Exercise goal: Copy out every line containing the word "dengan".

Dataset content:

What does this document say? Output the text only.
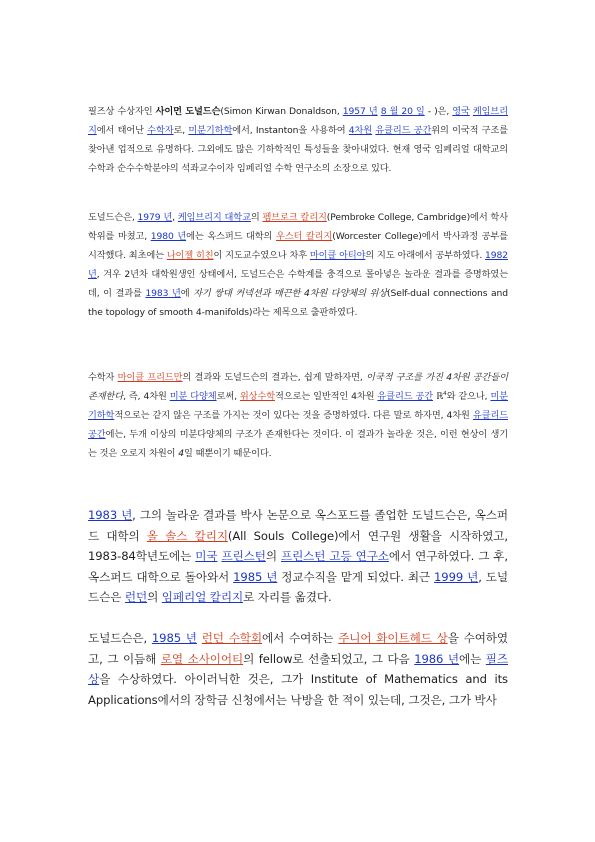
필즈상 수상자인 사이먼 도널드슨(Simon Kirwan Donaldson, 1957 년 8 월 20 일 - )은, 영국 케임브리지에서 태어난 수학자로, 미분기하학에서, Instanton을 사용하여 4차원 유클리드 공간위의 이국적 구조를 찾아낸 업적으로 유명하다. 그외에도 많은 기하학적인 특성들을 찾아내었다. 현재 영국 임페리얼 대학교의 수학과 순수수학분야의 석좌교수이자 임페리얼 수학 연구소의 소장으로 있다.

도널드슨은, 1979 년, 케임브리지 대학교의 펨브로크 칼리지(Pembroke College, Cambridge)에서 학사학위를 마쳤고, 1980 년에는 옥스퍼드 대학의 우스터 칼리지(Worcester College)에서 박사과정 공부를 시작했다. 최초에는 나이젤 히친이 지도교수였으나 차후 마이클 아티야의 지도 아래에서 공부하였다. 1982 년, 겨우 2년차 대학원생인 상태에서, 도널드슨은 수학계를 충격으로 몰아넣은 놀라운 결과를 증명하였는데, 이 결과를 1983 년에 자기 쌍대 커넥션과 매끈한 4차원 다양체의 위상(Self-dual connections and the topology of smooth 4-manifolds)라는 제목으로 출판하였다.

수학자 마이클 프리드만의 결과와 도널드슨의 결과는, 쉽게 말하자면, 이국적 구조를 가진 4차원 공간들이 존재한다, 즉, 4차원 미분 다양체로써, 위상수학적으로는 일반적인 4차원 유클리드 공간 ℝ$^4$와 같으나, 미분 기하학적으로는 같지 않은 구조를 가지는 것이 있다는 것을 증명하였다. 다른 말로 하자면, 4차원 유클리드 공간에는, 두개 이상의 미분다양체의 구조가 존재한다는 것이다. 이 결과가 놀라운 것은, 이런 현상이 생기는 것은 오로지 차원이 4일 때뿐이기 때문이다.

1983 년, 그의 놀라운 결과를 박사 논문으로 옥스포드를 졸업한 도널드슨은, 옥스퍼드 대학의 올 솔스 칼리지(All Souls College)에서 연구원 생활을 시작하였고, 1983-84학년도에는 미국 프린스턴의 프린스턴 고등 연구소에서 연구하였다. 그 후, 옥스퍼드 대학으로 돌아와서 1985 년 정교수직을 맡게 되었다. 최근 1999 년, 도널드슨은 런던의 임페리얼 칼리지로 자리를 옮겼다.

도널드슨은, 1985 년 런던 수학회에서 수여하는 주니어 화이트헤드 상을 수여하였고, 그 이듬해 로열 소사이어티의 fellow로 선출되었고, 그 다음 1986 년에는 필즈 상을 수상하였다. 아이러닉한 것은, 그가 Institute of Mathematics and its Applications에서의 장학금 신청에서는 낙방을 한 적이 있는데, 그것은, 그가 박사
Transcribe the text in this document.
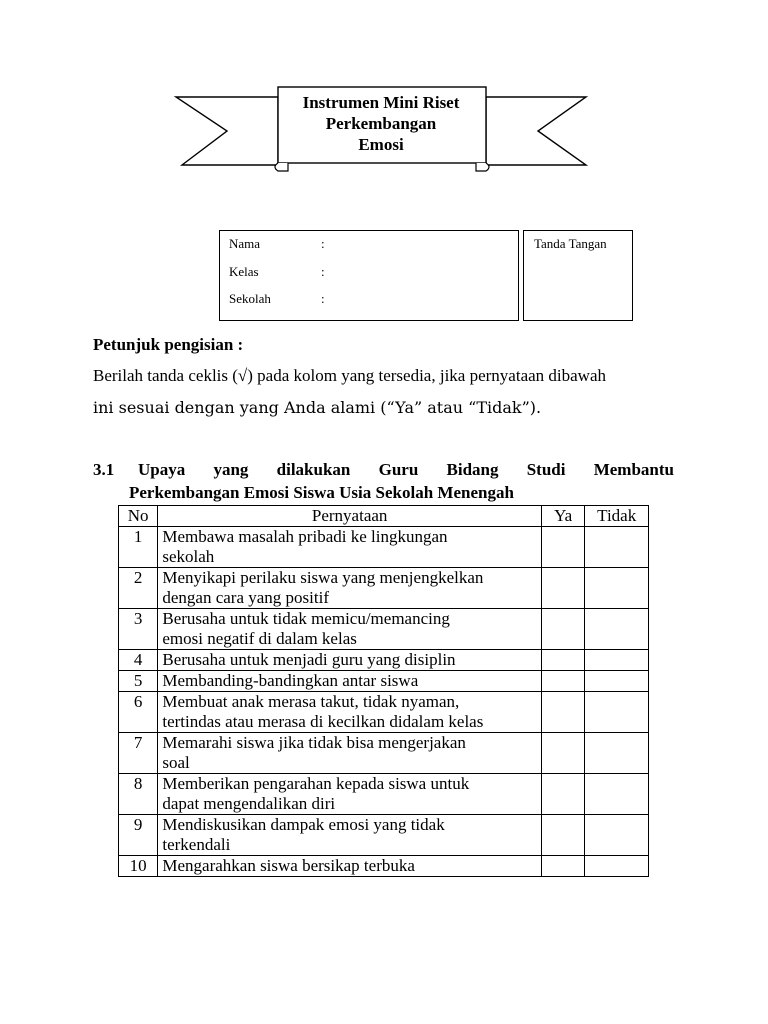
Instrumen Mini Riset
Perkembangan
Emosi
Nama	:
Kelas	:
Sekolah	:
Tanda Tangan
Petunjuk pengisian :
Berilah tanda ceklis (√) pada kolom yang tersedia, jika pernyataan dibawah
ini sesuai dengan yang Anda alami (“Ya” atau “Tidak”).
3.1 Upaya yang dilakukan Guru Bidang Studi Membantu
Perkembangan Emosi Siswa Usia Sekolah Menengah
No	Pernyataan	Ya	Tidak
1	Membawa masalah pribadi ke lingkungan
sekolah		
2	Menyikapi perilaku siswa yang menjengkelkan
dengan cara yang positif		
3	Berusaha untuk tidak memicu/memancing
emosi negatif di dalam kelas		
4	Berusaha untuk menjadi guru yang disiplin		
5	Membanding-bandingkan antar siswa		
6	Membuat anak merasa takut, tidak nyaman,
tertindas atau merasa di kecilkan didalam kelas		
7	Memarahi siswa jika tidak bisa mengerjakan
soal		
8	Memberikan pengarahan kepada siswa untuk
dapat mengendalikan diri		
9	Mendiskusikan dampak emosi yang tidak
terkendali		
10	Mengarahkan siswa bersikap terbuka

Final result:
ini sesuai dengan yang Anda alami (“Ya” atau “Tidak”).
dengan cara yang positif		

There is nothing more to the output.